**** Page ****

- Directed by: Hemant Prabhu
- Starring: See below
- Country of origin: India
- Original language: Hindi
- No. of episodes: 115

Production
- Running time: approx. 25 minutes

Original release
- Network: Sahara One
- Release: 29 May – 3 November 2006

= Sati...Satya Ki Shakti =

Sati - Satya Ki Shakti is an Indian television soap opera that aired on Sahara One channel. The show premiered on 29 May 2006.

==Premise==
The story is of a woman named Sati who stands and fights for her rights and those of many other women in the society. She is a lawyer who not only litigates and wins criminal cases on the show but who also answers actual questions from viewers and helps fight real-life cases. Sati's personal saga is also revealed: her vulnerability in trusting people too easily, her relationship with the man she loves, and her dry sense of humour.

****

Written instruction 1:
According to the series page, how many episodes were made?
The series page has no connection to the rows.

**** Given information ****

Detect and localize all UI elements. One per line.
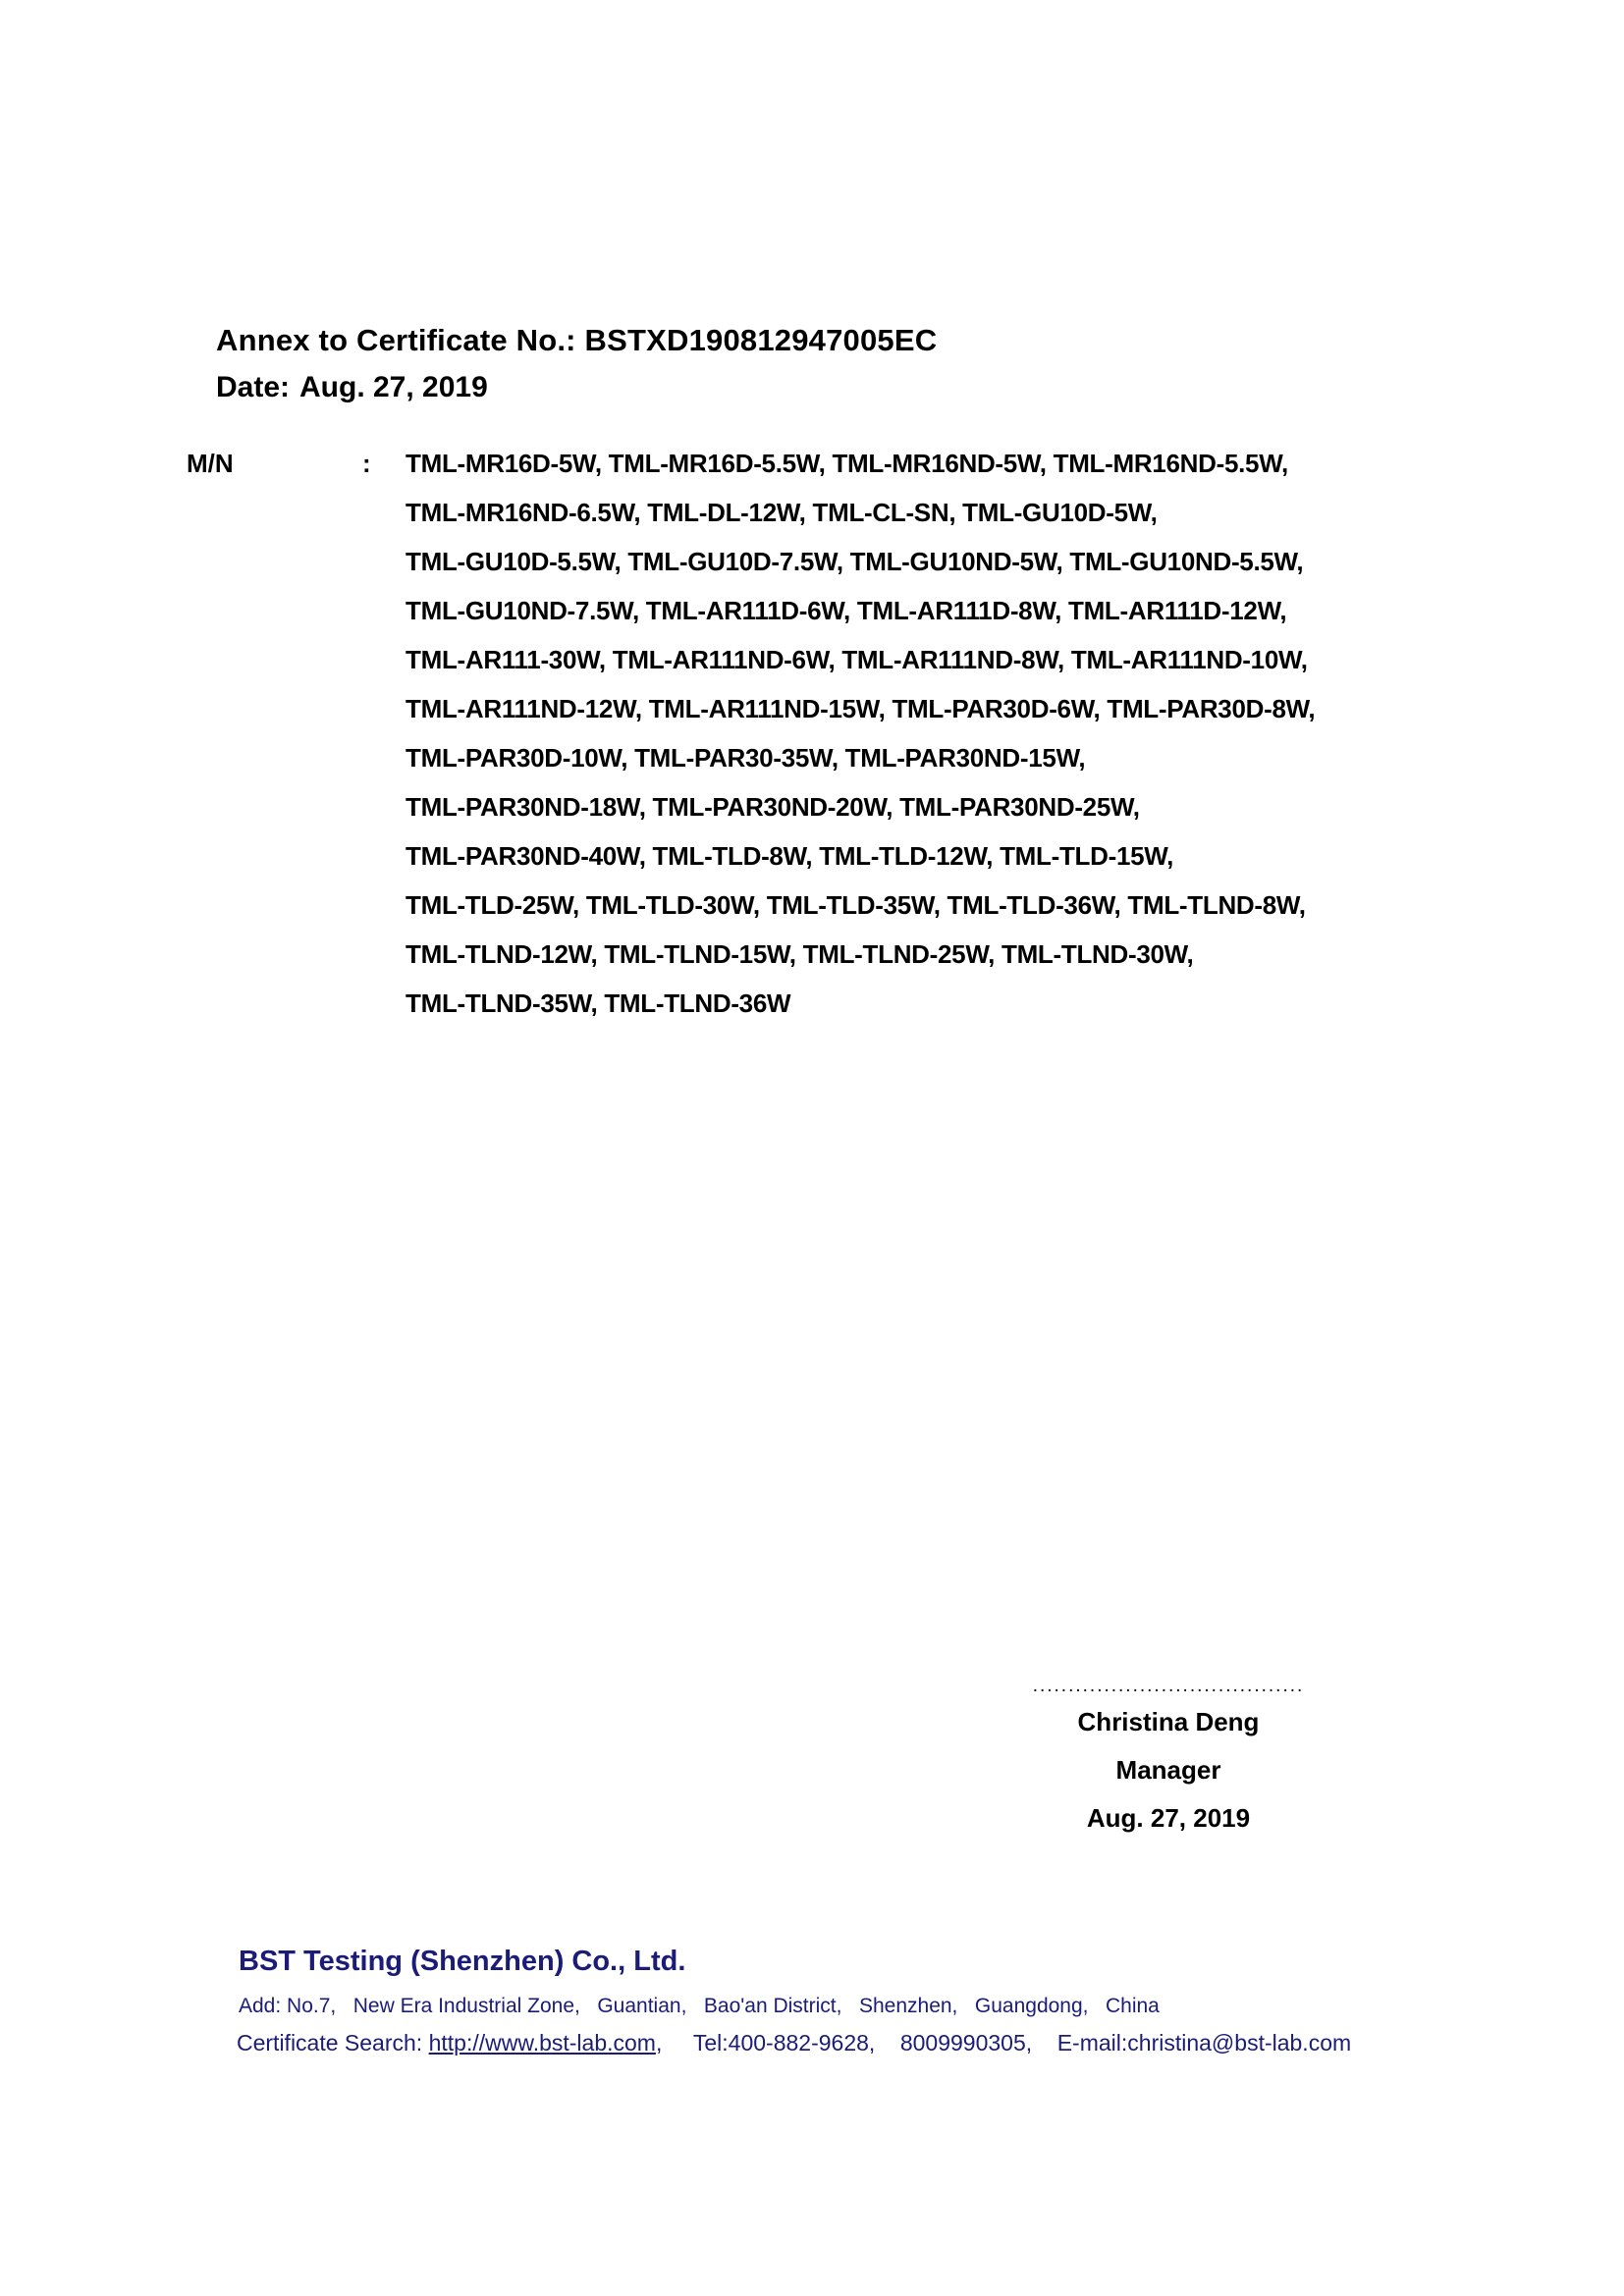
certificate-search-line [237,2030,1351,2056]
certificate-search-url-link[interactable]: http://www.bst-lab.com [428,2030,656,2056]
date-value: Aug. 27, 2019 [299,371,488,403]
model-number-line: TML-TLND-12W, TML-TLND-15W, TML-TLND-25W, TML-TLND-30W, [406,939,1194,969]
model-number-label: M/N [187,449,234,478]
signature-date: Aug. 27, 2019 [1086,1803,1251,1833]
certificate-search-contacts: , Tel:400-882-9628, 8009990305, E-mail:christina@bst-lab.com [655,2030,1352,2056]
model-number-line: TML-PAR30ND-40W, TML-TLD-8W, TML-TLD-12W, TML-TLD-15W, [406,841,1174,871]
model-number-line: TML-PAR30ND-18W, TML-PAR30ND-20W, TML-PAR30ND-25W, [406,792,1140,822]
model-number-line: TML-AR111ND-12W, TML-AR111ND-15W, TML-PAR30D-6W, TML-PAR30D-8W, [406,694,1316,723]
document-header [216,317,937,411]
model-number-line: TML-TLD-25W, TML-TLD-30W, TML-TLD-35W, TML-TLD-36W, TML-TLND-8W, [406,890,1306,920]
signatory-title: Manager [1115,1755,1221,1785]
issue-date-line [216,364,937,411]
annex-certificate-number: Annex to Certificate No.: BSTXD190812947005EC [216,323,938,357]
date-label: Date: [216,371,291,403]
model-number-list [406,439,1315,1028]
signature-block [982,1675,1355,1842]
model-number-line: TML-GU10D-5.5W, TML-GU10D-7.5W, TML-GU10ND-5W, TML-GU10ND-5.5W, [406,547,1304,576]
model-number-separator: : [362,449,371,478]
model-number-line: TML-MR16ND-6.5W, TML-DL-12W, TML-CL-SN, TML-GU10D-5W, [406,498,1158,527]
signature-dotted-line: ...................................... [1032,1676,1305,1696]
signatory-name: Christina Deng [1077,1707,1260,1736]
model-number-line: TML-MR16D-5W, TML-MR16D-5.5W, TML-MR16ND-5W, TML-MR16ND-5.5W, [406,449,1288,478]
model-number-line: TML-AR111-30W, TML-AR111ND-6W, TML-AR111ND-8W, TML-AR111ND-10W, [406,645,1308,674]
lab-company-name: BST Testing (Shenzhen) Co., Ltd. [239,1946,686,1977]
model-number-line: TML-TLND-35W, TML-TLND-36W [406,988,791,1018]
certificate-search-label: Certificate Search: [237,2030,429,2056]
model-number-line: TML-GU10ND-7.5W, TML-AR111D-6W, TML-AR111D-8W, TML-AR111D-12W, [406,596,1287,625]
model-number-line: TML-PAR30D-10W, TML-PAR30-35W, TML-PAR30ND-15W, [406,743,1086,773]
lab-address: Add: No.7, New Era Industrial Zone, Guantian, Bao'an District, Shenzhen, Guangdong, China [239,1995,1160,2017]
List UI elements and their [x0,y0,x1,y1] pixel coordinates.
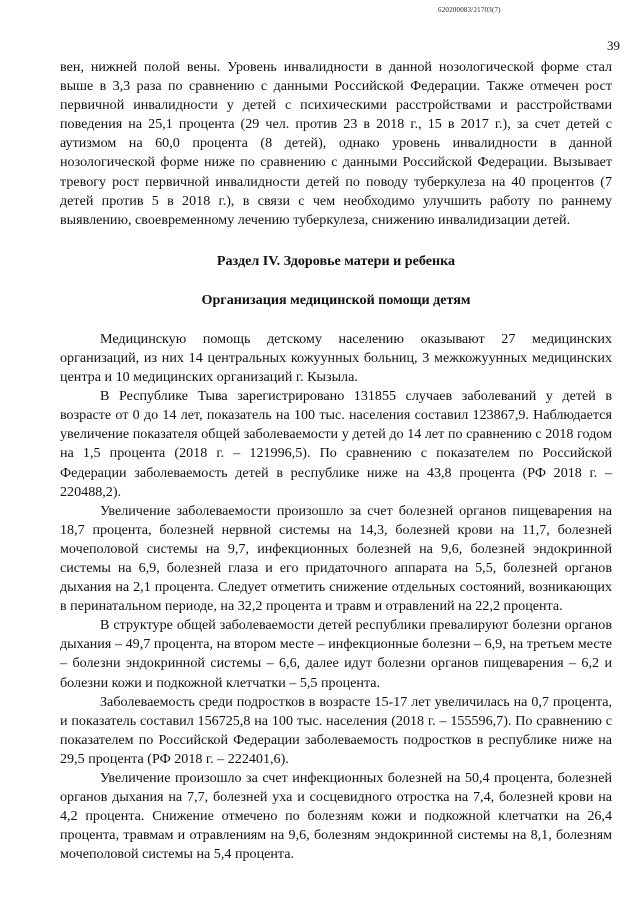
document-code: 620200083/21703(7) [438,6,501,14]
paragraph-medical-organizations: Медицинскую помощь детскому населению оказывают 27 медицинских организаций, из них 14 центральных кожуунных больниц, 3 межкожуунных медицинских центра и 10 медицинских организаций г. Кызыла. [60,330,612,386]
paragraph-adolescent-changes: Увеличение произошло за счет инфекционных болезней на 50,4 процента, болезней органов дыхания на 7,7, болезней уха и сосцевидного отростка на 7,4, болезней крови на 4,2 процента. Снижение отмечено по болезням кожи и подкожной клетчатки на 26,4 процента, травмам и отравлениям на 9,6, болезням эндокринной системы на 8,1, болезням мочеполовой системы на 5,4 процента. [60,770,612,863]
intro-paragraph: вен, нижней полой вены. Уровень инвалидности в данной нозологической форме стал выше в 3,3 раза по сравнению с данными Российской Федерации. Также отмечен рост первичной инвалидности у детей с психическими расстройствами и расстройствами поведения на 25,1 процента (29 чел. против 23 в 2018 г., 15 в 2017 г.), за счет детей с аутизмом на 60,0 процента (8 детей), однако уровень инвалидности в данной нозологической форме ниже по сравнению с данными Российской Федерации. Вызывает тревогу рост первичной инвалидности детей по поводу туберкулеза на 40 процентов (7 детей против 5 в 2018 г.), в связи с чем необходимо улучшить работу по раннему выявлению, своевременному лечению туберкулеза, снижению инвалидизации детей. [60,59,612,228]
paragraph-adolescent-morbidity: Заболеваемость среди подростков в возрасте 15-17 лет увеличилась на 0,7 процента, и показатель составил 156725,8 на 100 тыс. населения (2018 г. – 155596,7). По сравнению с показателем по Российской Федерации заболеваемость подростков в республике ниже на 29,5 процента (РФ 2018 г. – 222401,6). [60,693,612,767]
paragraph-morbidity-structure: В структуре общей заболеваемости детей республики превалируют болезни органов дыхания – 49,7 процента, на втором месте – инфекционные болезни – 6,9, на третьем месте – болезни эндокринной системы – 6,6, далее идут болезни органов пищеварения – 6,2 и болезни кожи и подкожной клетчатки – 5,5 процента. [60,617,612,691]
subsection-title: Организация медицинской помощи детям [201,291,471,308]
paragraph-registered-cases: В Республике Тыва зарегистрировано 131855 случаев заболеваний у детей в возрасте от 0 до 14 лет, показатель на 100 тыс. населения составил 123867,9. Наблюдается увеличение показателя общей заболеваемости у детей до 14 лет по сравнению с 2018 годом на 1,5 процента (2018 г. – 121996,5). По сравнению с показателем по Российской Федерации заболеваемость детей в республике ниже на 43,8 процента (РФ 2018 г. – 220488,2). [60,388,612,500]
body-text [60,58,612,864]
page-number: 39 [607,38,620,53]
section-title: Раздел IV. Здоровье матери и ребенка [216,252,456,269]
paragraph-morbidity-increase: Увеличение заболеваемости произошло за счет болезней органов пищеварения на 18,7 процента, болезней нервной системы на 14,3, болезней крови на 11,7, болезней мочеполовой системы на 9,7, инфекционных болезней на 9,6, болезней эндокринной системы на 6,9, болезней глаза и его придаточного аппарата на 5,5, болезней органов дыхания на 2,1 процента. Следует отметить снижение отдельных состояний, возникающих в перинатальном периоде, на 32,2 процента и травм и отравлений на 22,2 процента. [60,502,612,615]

****

Written instruction 2:
Please find each line in the rows that contains the word "elements" and copy it out.

Task output 1:
115

Task output 2:
Detect and localize all UI elements. One per line.
List UI elements and their [x0,y0,x1,y1] pixel coordinates.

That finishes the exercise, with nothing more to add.